▸ **Problems and tasks**
1 - Answer these questions from the passage comparing lxml.etree with ElementTree:
(a) Which two keyword arguments can be passed to the parser to disable reading comments and processing instructions?
(b) Which parser can be used instead of the default etree.XMLParser to get a setup close to the ElementTree parser?
(c) What prefixes does ElementTree tend to come up with for namespaces?
2 - From the passage comparing lxml.etree with ElementTree, quote the part starting at "You can disable" and ending at "be conflicting cases.".
3 - Extend the passage comparing lxml.etree with ElementTree, picking up right after its final sentence.

▸ **Source passage**

"""

  • ElementTree ignores comments and processing instructions when parsing XML, while etree will read them in and treat them as Comment or ProcessingInstruction elements respectively. This is especially visible where comments are found inside text content, which is then split by the Comment element.

    You can disable this behaviour by passing the boolean remove_comments and/or remove_pis keyword arguments to the parser you use. For convenience and to support portable code, you can also use the etree.ETCompatXMLParser instead of the default etree.XMLParser. It tries to provide a default setup that is as close to the ElementTree parser as possible.

  • The TreeBuilder class of lxml.etree uses a different signature for the start() method. It accepts an additional argument nsmap to propagate the namespace declarations of an element in addition to its own namespace. To assure compatibility with ElementTree (which does not support this argument), lxml checks if the method accepts 3 arguments before calling it, and otherwise drops the namespace mapping. This should work with most existing ElementTree code, although there may still be conflicting cases.

  • ElementTree 1.2 has a bug when serializing an empty Comment (no text argument given) to XML, etree serializes this successfully.
  • ElementTree adds whitespace around comments on serialization, lxml does not. This means that a comment text "text" that ElementTree serializes as "" will become "" in lxml.
  • When the string '' is used as tag filter in the Element.iter() and .find() methods, ElementTree returns all elements in the tree, including comments and processing instructions. lxml.etree only returns real Elements, i.e. tree nodes that have a string tag name. Without a filter, both libraries iterate over all nodes.

    Note that currently only lxml.etree supports passing the Element factory function as filter to select only Elements. Both libraries support passing the Comment and ProcessingInstruction factories to select the respective tree nodes.

  • ElementTree merges the target of a processing instruction into PI.text, while lxml.etree puts it into the .target property and leaves it out of the .text property. The pi.text in ElementTree therefore correspondents to pi.target + " " + pi.text in lxml.etree.

  • Because etree is built on top of libxml2, which is namespace prefix aware, etree preserves namespaces declarations and prefixes while ElementTree tends to come up with its own prefixes (ns0, ns1, etc). When no namespace prefix is given, however, etree creates ElementTree style prefixes as well.

"""

▸ **Data for analysis**
"""

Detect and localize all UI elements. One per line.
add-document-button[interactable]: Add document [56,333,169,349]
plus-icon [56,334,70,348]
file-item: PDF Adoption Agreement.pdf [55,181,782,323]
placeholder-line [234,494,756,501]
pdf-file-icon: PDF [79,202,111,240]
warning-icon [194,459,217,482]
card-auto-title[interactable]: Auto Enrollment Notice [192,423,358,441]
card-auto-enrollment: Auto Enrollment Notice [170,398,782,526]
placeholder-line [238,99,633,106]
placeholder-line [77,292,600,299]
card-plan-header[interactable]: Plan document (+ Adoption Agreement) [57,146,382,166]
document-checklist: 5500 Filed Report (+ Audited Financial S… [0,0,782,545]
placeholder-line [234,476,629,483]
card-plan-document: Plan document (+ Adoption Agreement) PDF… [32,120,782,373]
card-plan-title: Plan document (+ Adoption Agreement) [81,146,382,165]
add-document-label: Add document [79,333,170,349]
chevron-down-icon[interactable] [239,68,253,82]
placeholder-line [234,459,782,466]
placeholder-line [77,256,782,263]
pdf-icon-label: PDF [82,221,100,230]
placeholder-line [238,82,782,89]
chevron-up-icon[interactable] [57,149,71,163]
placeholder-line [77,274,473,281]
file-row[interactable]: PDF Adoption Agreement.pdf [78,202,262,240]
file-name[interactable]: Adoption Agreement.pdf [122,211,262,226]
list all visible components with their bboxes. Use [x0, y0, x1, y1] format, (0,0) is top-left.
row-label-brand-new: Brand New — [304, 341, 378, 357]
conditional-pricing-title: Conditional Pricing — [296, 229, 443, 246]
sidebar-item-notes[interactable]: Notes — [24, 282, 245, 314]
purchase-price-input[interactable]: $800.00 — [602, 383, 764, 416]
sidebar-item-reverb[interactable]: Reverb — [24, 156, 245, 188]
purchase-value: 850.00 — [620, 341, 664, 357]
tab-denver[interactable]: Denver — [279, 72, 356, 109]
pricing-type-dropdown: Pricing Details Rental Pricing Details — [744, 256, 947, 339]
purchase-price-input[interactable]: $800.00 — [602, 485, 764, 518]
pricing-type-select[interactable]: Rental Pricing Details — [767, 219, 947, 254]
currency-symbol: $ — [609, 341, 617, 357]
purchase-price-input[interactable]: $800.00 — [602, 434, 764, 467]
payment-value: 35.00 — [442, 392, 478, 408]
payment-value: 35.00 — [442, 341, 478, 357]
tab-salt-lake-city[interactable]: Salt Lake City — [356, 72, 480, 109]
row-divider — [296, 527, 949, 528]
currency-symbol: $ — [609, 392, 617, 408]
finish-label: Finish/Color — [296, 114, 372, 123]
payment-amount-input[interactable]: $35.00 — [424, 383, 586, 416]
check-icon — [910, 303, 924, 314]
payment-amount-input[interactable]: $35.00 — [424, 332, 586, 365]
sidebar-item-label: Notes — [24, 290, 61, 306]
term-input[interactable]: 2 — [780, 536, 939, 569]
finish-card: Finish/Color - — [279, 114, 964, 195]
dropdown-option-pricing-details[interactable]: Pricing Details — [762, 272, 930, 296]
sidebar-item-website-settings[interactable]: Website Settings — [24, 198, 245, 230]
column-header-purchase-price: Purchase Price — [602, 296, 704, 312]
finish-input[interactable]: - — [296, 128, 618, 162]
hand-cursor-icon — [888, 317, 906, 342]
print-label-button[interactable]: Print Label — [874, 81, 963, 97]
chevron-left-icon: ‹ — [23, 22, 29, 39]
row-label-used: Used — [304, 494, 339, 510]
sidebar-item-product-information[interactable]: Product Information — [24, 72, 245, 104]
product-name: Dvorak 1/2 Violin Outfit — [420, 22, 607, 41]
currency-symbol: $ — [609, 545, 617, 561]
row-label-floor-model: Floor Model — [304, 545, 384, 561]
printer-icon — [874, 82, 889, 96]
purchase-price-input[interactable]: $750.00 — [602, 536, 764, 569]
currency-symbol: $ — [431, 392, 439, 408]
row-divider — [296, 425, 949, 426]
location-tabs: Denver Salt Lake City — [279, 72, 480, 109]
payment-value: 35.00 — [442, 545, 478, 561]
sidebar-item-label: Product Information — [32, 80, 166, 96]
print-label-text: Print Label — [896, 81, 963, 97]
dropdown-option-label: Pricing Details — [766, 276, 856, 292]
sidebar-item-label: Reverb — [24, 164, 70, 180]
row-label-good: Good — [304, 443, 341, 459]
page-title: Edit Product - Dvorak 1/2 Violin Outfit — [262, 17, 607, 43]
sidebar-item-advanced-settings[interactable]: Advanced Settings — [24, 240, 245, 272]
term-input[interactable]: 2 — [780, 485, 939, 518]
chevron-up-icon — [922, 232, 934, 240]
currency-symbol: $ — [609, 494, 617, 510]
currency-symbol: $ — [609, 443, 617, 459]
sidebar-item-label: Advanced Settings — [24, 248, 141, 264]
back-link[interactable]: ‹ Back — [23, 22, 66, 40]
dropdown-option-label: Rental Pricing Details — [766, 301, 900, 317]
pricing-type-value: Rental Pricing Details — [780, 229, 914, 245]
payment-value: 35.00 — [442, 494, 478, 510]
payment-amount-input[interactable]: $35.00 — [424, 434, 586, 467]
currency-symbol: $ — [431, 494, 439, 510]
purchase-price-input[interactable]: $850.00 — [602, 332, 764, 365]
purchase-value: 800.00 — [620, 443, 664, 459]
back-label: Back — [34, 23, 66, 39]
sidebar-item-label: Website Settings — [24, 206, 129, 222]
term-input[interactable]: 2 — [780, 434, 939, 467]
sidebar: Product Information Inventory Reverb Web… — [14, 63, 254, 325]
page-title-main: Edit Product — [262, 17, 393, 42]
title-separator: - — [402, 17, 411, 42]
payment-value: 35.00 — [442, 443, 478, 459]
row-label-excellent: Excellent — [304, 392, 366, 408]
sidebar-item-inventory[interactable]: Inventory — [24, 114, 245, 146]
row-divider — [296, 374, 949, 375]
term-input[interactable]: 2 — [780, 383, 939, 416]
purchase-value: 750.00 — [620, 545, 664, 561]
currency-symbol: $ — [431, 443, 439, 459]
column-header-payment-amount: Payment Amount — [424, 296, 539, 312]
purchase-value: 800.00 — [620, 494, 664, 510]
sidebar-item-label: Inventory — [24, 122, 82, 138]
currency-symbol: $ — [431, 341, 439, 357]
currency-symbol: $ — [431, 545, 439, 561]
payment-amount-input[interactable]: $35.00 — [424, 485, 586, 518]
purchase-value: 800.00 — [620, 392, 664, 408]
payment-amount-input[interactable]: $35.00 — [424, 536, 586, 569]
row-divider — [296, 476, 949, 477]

"""

▸ **Task-by-task results**
1 -
(a) remove_comments and remove_pis
(b) etree.ETCompatXMLParser
(c) ns0, ns1, etc.

2 -
You can disable this behaviour by passing the boolean remove_comments and/or remove_pis keyword arguments to the parser you use. For convenience and to support portable code, you can also use the etree.ETCompatXMLParser instead of the default etree.XMLParser. It tries to provide a default setup that is as close to the ElementTree parser as possible.

  • The TreeBuilder class of lxml.etree uses a different signature for the start() method. It accepts an additional argument nsmap to propagate the namespace declarations of an element in addition to its own namespace. To assure compatibility with ElementTree (which does not support this argument), lxml checks if the method accepts 3 arguments before calling it, and otherwise drops the namespace mapping. This should work with most existing ElementTree code, although there may still be conflicting cases.

3 -
  • etree has a 'prefix' attribute (read-only) on elements giving the Element's prefix, if this is known, and None otherwise (in case of no namespace at all, or default namespace).
  • etree further allows passing an 'nsmap' dictionary to the Element and SubElement element factories to explicitly map namespace prefixes to namespace URIs. These will be translated into namespace declarations on that element. This means that in the probably rare case that you need to construct an attribute called 'nsmap', you need to be aware that unlike in ElementTree, you cannot pass it as a keyword argument to the Element and SubElement factories directly.
  • ElementTree allows QName objects as attribute values and resolves their prefix on serialisation (e.g. an attribute value QName("{myns}myname") becomes "p:myname" if "p" is the namespace prefix of "myns"). lxml.etree also allows you to set attribute values from QName instances (and also .text values), but it resolves their prefix immediately and stores the plain text value. So, if prefixes are modified later on, e.g. by moving a subtree to a different tree (which reassigns the prefix mappings), the text values will not be updated and you might end up with an undefined prefix.
  • etree elements can be copied using copy.deepcopy() and copy.copy(), just like ElementTree's. However, copy.copy() does not create a shallow copy where elements are shared between trees, as this makes no sense in the context of libxml2 trees. Note that lxml can deep-copy trees considerably faster than ElementTree, so a deep copy might still be fast enough to replace a shallow copy in your case.